■ What you need to do
Copy the rows verbatim, from the line containing "346, 66, 366]" through the line containing "494, 309, 514]", and output nothing else.

** Start of Data supplied **

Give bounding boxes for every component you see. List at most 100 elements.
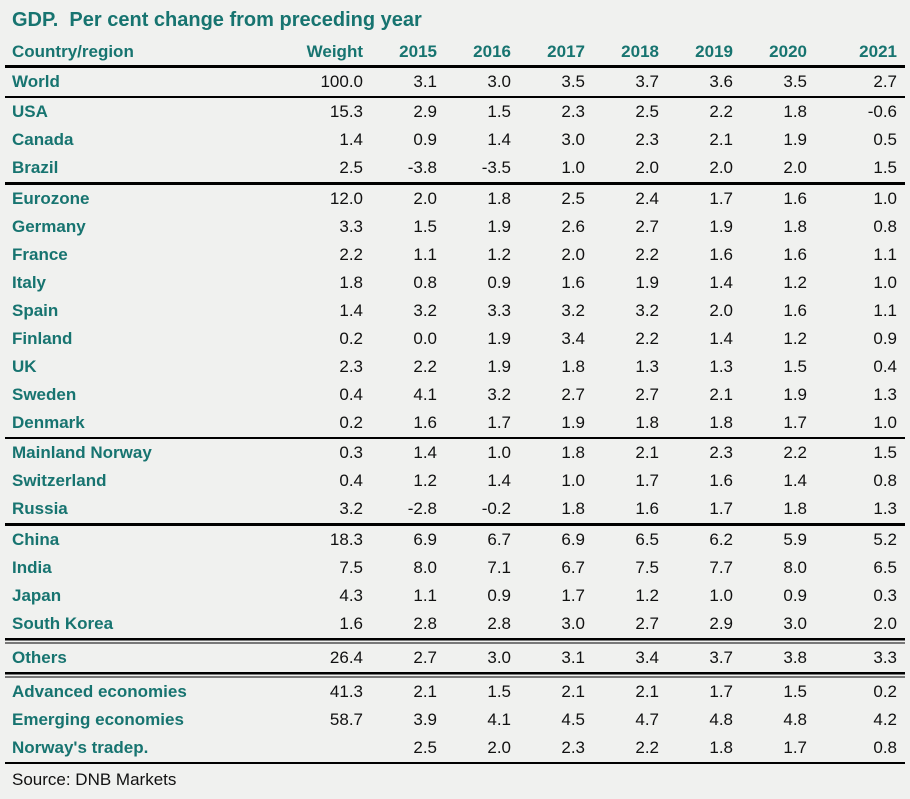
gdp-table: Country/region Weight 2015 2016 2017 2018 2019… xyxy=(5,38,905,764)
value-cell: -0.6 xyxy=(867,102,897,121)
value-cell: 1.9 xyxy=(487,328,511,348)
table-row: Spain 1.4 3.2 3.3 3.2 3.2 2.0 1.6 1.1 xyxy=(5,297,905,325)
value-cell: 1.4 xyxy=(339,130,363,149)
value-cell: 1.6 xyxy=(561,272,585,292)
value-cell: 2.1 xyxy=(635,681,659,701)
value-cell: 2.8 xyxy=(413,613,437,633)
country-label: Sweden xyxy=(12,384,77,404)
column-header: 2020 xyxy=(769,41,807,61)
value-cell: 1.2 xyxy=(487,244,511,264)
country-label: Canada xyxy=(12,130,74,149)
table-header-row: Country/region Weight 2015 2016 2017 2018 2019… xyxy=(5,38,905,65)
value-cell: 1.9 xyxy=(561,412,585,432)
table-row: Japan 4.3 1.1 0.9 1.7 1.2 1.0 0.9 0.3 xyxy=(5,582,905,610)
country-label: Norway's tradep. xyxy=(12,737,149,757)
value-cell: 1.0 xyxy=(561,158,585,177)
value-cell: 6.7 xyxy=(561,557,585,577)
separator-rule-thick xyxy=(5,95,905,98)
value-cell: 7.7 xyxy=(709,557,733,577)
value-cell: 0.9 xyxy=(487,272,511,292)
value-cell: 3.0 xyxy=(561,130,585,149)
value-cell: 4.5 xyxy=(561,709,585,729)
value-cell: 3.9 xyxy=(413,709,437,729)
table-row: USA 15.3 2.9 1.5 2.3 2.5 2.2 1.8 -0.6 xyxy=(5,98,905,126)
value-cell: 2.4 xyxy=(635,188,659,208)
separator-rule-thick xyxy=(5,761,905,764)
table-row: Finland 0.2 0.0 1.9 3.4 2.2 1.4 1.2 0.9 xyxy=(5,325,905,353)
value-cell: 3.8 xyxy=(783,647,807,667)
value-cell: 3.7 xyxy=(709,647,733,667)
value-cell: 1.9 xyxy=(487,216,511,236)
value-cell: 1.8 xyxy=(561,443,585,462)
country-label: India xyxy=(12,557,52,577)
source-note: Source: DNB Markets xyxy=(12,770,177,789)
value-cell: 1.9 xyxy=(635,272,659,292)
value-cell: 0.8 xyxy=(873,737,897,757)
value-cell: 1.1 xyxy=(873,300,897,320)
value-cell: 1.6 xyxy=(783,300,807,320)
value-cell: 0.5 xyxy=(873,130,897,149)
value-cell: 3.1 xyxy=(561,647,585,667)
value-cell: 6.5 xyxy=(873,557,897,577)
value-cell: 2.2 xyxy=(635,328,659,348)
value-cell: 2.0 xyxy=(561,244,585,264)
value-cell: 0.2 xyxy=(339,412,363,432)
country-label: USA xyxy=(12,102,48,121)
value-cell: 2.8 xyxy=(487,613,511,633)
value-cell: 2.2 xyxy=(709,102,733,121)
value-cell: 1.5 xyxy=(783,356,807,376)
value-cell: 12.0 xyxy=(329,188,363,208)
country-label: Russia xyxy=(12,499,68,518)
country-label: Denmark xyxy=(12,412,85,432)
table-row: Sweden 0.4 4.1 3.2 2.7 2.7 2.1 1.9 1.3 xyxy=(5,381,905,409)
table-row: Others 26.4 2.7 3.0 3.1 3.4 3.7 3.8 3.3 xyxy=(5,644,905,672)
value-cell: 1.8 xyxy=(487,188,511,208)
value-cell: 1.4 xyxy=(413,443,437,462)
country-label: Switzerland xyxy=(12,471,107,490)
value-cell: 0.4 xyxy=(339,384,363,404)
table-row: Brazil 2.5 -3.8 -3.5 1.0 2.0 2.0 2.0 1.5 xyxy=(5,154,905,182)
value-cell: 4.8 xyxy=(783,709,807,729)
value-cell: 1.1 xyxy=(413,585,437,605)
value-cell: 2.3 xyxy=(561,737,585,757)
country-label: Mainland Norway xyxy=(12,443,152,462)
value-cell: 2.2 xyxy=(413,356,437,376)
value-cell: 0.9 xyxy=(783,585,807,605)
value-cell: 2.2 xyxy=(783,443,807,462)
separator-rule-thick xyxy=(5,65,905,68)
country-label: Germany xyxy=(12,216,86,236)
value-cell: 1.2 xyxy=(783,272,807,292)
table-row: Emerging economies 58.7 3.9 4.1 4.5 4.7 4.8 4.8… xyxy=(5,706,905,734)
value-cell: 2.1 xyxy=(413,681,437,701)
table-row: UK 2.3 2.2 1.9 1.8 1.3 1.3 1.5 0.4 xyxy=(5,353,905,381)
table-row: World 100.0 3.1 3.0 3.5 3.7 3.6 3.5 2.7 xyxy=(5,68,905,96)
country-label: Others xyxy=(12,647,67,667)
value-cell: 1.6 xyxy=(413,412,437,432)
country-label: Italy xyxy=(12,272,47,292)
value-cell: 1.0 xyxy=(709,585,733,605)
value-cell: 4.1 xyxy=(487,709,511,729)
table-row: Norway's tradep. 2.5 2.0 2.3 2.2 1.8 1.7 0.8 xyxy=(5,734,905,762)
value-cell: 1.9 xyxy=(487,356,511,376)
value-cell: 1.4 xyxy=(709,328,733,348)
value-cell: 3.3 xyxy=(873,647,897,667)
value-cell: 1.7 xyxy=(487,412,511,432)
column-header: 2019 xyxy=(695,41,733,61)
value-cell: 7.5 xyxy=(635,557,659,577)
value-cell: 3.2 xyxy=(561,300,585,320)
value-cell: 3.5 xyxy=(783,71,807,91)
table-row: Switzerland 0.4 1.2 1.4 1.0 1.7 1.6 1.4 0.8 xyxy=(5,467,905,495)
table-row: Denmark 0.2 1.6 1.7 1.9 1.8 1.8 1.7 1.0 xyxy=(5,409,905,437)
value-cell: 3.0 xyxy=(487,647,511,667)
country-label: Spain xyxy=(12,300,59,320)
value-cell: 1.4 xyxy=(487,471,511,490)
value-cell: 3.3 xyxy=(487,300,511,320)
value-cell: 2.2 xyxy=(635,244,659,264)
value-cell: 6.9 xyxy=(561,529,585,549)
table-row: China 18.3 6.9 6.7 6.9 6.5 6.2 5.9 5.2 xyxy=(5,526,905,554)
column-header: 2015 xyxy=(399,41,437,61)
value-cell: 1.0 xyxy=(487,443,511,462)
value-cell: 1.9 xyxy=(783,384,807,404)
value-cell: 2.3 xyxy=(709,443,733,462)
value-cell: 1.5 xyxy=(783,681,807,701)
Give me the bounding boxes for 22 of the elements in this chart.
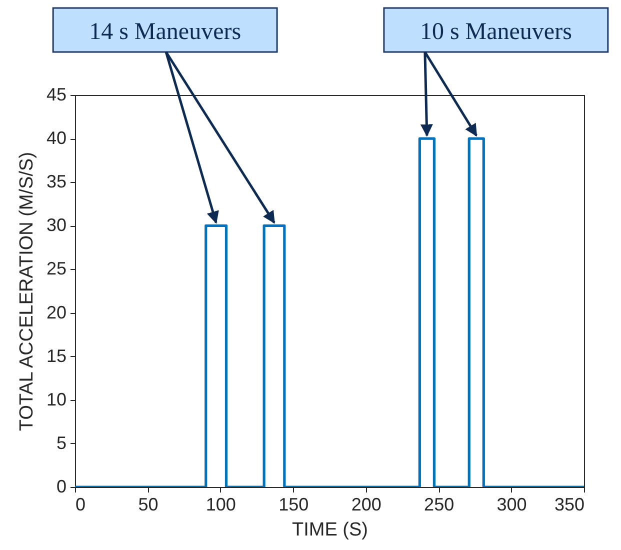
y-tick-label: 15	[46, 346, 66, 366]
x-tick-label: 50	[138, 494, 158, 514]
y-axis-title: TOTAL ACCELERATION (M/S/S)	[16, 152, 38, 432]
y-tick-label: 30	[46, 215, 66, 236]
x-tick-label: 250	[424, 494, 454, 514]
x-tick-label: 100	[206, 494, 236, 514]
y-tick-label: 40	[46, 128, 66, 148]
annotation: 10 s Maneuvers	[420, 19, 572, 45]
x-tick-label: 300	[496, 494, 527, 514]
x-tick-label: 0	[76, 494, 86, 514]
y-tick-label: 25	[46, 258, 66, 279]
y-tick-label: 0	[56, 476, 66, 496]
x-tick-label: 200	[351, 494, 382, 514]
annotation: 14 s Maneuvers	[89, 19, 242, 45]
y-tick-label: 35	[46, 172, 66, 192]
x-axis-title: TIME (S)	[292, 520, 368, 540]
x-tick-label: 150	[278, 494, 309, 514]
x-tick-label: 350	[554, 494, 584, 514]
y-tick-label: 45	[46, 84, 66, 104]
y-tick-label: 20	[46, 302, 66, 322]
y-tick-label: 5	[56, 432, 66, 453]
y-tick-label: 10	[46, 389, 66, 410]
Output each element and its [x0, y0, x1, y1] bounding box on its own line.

** End of Data supplied **

■ Response for this exercise
y-tick-label: 15	[46, 346, 66, 366]
x-tick-label: 50	[138, 494, 158, 514]
y-axis-title: TOTAL ACCELERATION (M/S/S)	[16, 152, 38, 432]
y-tick-label: 30	[46, 215, 66, 236]
x-tick-label: 250	[424, 494, 454, 514]
x-tick-label: 100	[206, 494, 236, 514]
y-tick-label: 40	[46, 128, 66, 148]
annotation: 10 s Maneuvers	[420, 19, 572, 45]
x-tick-label: 300	[496, 494, 527, 514]
x-tick-label: 0	[76, 494, 86, 514]
y-tick-label: 25	[46, 258, 66, 279]
y-tick-label: 0	[56, 476, 66, 496]
x-tick-label: 200	[351, 494, 382, 514]
annotation: 14 s Maneuvers	[89, 19, 242, 45]
y-tick-label: 35	[46, 172, 66, 192]
x-axis-title: TIME (S)	[292, 520, 368, 540]
x-tick-label: 150	[278, 494, 309, 514]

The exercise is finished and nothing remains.